(Data listing)
-*-

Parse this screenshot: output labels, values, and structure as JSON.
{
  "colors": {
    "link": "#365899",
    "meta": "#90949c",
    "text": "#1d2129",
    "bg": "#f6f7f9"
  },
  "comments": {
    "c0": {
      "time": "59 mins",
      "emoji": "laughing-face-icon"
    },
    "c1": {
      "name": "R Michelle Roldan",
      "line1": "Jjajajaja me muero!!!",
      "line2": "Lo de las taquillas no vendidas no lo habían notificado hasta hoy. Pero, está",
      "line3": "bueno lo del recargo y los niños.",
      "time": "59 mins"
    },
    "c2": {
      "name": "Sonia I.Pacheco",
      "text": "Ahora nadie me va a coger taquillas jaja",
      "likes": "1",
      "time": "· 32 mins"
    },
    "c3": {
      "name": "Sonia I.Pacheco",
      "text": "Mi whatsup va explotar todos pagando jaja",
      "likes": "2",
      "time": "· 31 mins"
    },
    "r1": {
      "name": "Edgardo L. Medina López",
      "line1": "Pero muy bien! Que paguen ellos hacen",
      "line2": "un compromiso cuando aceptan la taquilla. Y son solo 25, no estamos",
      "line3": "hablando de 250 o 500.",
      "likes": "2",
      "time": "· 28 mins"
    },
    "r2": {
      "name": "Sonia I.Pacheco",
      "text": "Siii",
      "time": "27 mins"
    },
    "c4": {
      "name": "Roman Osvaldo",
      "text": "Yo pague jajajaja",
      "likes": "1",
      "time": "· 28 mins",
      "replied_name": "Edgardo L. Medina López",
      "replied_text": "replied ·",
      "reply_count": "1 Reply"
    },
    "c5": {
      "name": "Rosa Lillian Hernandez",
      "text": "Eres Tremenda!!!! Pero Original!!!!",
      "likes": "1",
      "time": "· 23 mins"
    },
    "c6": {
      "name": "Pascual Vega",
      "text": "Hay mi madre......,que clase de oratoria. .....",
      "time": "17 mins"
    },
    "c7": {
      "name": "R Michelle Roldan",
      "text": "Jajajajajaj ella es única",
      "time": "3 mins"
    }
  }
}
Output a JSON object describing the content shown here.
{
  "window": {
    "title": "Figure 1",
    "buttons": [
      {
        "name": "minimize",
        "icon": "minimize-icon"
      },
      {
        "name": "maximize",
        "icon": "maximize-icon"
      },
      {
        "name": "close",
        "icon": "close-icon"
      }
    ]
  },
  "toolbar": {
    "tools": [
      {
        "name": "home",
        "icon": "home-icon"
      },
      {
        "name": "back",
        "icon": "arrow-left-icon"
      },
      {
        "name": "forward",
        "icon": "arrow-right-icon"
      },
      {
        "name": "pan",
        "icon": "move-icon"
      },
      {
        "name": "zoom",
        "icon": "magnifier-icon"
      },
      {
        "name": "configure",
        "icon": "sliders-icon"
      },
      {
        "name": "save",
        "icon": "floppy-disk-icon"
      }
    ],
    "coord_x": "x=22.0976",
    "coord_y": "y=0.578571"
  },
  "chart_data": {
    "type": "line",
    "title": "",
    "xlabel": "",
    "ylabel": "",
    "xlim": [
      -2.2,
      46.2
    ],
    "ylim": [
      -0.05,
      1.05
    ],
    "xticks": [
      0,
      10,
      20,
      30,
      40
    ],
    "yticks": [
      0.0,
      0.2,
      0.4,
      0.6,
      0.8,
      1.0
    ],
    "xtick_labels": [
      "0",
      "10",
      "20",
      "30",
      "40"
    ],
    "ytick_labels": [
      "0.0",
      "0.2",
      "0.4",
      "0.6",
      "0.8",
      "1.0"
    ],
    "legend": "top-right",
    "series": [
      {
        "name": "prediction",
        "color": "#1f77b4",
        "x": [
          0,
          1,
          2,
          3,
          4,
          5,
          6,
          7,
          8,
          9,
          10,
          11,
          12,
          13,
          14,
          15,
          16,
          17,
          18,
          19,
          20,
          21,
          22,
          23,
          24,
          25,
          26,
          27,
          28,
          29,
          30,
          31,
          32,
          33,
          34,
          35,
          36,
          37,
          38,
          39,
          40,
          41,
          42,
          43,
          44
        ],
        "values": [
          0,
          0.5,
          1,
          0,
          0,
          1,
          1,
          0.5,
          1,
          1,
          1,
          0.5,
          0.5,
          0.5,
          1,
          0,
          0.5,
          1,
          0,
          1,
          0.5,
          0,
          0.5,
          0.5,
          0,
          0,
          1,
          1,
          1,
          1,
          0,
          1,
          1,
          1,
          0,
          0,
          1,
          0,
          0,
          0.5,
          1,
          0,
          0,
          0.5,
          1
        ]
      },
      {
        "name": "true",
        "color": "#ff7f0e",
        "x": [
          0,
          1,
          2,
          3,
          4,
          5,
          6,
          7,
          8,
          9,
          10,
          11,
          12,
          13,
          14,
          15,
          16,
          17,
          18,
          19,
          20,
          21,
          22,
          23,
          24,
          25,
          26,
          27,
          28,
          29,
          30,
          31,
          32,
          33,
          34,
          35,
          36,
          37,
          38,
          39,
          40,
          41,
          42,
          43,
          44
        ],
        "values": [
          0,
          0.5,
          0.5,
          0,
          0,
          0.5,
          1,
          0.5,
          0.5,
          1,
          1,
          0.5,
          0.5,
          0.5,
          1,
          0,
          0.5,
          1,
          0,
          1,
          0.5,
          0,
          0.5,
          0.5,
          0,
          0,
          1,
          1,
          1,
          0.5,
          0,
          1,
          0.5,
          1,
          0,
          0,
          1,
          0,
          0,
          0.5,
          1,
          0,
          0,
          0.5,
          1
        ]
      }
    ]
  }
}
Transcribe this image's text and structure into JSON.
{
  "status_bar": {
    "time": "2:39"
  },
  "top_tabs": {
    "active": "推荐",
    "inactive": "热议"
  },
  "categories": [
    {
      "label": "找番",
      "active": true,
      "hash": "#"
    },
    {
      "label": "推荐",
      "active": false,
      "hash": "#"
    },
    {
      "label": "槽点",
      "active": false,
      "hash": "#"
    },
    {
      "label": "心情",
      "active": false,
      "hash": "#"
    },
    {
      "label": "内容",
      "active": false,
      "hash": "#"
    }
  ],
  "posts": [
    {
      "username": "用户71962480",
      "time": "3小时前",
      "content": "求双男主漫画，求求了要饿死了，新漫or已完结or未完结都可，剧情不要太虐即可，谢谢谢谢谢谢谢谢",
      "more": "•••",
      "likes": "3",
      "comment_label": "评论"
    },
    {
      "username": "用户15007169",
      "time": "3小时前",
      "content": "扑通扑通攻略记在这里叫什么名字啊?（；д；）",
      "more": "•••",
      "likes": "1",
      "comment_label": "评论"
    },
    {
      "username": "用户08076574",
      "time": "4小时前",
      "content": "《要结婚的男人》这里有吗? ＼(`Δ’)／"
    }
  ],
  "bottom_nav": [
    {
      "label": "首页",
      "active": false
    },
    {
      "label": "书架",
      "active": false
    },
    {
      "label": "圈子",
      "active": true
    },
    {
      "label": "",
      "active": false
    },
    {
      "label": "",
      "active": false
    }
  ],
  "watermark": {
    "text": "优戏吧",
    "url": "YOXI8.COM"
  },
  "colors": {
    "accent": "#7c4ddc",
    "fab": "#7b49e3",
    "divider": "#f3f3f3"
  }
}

-*-

* _PROBLEM TO WORK ON_: Copy each line of the data that contains the word "right".

* _FINISHED ANSWER_:
        "icon": "arrow-right-icon"
    "legend": "top-right",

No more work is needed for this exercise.